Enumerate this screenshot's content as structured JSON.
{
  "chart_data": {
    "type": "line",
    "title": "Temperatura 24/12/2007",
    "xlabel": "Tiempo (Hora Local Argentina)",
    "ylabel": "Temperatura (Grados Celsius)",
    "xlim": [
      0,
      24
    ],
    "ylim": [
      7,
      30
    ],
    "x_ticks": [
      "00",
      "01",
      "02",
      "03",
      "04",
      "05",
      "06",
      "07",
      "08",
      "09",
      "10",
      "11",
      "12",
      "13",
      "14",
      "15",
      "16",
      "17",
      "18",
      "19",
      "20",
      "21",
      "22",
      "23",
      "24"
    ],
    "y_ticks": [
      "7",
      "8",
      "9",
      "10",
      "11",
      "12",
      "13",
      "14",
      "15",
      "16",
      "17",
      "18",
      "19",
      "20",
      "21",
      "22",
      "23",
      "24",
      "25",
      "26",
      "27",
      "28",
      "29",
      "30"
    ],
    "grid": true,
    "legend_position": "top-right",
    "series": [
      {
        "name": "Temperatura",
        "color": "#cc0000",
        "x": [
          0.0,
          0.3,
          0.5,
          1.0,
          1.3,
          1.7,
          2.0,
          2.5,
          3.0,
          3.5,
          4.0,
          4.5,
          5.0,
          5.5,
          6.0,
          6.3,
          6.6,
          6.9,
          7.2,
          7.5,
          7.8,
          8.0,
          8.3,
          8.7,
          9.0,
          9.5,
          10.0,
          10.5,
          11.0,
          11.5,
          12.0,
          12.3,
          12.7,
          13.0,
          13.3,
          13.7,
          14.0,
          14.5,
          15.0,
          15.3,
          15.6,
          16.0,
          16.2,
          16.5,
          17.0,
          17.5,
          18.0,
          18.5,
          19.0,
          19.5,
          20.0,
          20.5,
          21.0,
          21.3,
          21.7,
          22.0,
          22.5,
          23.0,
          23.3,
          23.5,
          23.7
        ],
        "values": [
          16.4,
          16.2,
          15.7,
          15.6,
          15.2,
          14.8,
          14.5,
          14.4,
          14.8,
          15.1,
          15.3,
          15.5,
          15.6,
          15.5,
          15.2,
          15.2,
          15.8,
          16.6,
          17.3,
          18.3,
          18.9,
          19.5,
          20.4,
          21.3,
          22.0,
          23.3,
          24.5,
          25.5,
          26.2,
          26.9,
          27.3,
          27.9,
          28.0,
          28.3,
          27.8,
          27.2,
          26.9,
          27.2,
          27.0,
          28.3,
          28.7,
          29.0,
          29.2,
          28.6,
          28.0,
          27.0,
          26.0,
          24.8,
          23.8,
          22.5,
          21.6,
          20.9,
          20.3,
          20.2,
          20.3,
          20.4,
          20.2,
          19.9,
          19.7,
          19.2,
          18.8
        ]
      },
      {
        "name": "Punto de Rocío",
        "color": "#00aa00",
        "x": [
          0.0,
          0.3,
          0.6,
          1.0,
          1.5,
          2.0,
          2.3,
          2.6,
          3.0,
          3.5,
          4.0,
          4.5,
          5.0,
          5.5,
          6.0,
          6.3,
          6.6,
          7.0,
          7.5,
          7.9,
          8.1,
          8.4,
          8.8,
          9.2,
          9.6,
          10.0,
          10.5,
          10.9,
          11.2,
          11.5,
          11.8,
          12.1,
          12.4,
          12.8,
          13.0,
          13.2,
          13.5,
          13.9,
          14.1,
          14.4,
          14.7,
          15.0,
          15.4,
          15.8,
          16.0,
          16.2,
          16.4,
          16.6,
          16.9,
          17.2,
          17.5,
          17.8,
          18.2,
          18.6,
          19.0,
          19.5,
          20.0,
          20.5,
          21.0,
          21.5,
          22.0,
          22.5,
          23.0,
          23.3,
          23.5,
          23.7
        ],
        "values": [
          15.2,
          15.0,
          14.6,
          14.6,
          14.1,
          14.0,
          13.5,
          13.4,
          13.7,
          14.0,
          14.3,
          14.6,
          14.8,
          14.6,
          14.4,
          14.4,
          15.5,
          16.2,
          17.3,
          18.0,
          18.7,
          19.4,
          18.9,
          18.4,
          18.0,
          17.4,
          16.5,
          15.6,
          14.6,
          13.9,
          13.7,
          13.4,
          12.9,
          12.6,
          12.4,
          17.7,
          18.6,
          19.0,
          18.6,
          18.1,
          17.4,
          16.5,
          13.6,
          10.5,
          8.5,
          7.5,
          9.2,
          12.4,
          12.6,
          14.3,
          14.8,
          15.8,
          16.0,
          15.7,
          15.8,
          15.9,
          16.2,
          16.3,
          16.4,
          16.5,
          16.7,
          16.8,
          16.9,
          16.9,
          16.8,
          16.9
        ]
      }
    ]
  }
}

## TASK DESCRIPTION:
Write out the material exactly as given.

## SOLUTION TO THIS TASK:
Enumerate this screenshot's content as structured JSON.
{
  "chart_data": {
    "type": "line",
    "title": "Temperatura 24/12/2007",
    "xlabel": "Tiempo (Hora Local Argentina)",
    "ylabel": "Temperatura (Grados Celsius)",
    "xlim": [
      0,
      24
    ],
    "ylim": [
      7,
      30
    ],
    "x_ticks": [
      "00",
      "01",
      "02",
      "03",
      "04",
      "05",
      "06",
      "07",
      "08",
      "09",
      "10",
      "11",
      "12",
      "13",
      "14",
      "15",
      "16",
      "17",
      "18",
      "19",
      "20",
      "21",
      "22",
      "23",
      "24"
    ],
    "y_ticks": [
      "7",
      "8",
      "9",
      "10",
      "11",
      "12",
      "13",
      "14",
      "15",
      "16",
      "17",
      "18",
      "19",
      "20",
      "21",
      "22",
      "23",
      "24",
      "25",
      "26",
      "27",
      "28",
      "29",
      "30"
    ],
    "grid": true,
    "legend_position": "top-right",
    "series": [
      {
        "name": "Temperatura",
        "color": "#cc0000",
        "x": [
          0.0,
          0.3,
          0.5,
          1.0,
          1.3,
          1.7,
          2.0,
          2.5,
          3.0,
          3.5,
          4.0,
          4.5,
          5.0,
          5.5,
          6.0,
          6.3,
          6.6,
          6.9,
          7.2,
          7.5,
          7.8,
          8.0,
          8.3,
          8.7,
          9.0,
          9.5,
          10.0,
          10.5,
          11.0,
          11.5,
          12.0,
          12.3,
          12.7,
          13.0,
          13.3,
          13.7,
          14.0,
          14.5,
          15.0,
          15.3,
          15.6,
          16.0,
          16.2,
          16.5,
          17.0,
          17.5,
          18.0,
          18.5,
          19.0,
          19.5,
          20.0,
          20.5,
          21.0,
          21.3,
          21.7,
          22.0,
          22.5,
          23.0,
          23.3,
          23.5,
          23.7
        ],
        "values": [
          16.4,
          16.2,
          15.7,
          15.6,
          15.2,
          14.8,
          14.5,
          14.4,
          14.8,
          15.1,
          15.3,
          15.5,
          15.6,
          15.5,
          15.2,
          15.2,
          15.8,
          16.6,
          17.3,
          18.3,
          18.9,
          19.5,
          20.4,
          21.3,
          22.0,
          23.3,
          24.5,
          25.5,
          26.2,
          26.9,
          27.3,
          27.9,
          28.0,
          28.3,
          27.8,
          27.2,
          26.9,
          27.2,
          27.0,
          28.3,
          28.7,
          29.0,
          29.2,
          28.6,
          28.0,
          27.0,
          26.0,
          24.8,
          23.8,
          22.5,
          21.6,
          20.9,
          20.3,
          20.2,
          20.3,
          20.4,
          20.2,
          19.9,
          19.7,
          19.2,
          18.8
        ]
      },
      {
        "name": "Punto de Rocío",
        "color": "#00aa00",
        "x": [
          0.0,
          0.3,
          0.6,
          1.0,
          1.5,
          2.0,
          2.3,
          2.6,
          3.0,
          3.5,
          4.0,
          4.5,
          5.0,
          5.5,
          6.0,
          6.3,
          6.6,
          7.0,
          7.5,
          7.9,
          8.1,
          8.4,
          8.8,
          9.2,
          9.6,
          10.0,
          10.5,
          10.9,
          11.2,
          11.5,
          11.8,
          12.1,
          12.4,
          12.8,
          13.0,
          13.2,
          13.5,
          13.9,
          14.1,
          14.4,
          14.7,
          15.0,
          15.4,
          15.8,
          16.0,
          16.2,
          16.4,
          16.6,
          16.9,
          17.2,
          17.5,
          17.8,
          18.2,
          18.6,
          19.0,
          19.5,
          20.0,
          20.5,
          21.0,
          21.5,
          22.0,
          22.5,
          23.0,
          23.3,
          23.5,
          23.7
        ],
        "values": [
          15.2,
          15.0,
          14.6,
          14.6,
          14.1,
          14.0,
          13.5,
          13.4,
          13.7,
          14.0,
          14.3,
          14.6,
          14.8,
          14.6,
          14.4,
          14.4,
          15.5,
          16.2,
          17.3,
          18.0,
          18.7,
          19.4,
          18.9,
          18.4,
          18.0,
          17.4,
          16.5,
          15.6,
          14.6,
          13.9,
          13.7,
          13.4,
          12.9,
          12.6,
          12.4,
          17.7,
          18.6,
          19.0,
          18.6,
          18.1,
          17.4,
          16.5,
          13.6,
          10.5,
          8.5,
          7.5,
          9.2,
          12.4,
          12.6,
          14.3,
          14.8,
          15.8,
          16.0,
          15.7,
          15.8,
          15.9,
          16.2,
          16.3,
          16.4,
          16.5,
          16.7,
          16.8,
          16.9,
          16.9,
          16.8,
          16.9
        ]
      }
    ]
  }
}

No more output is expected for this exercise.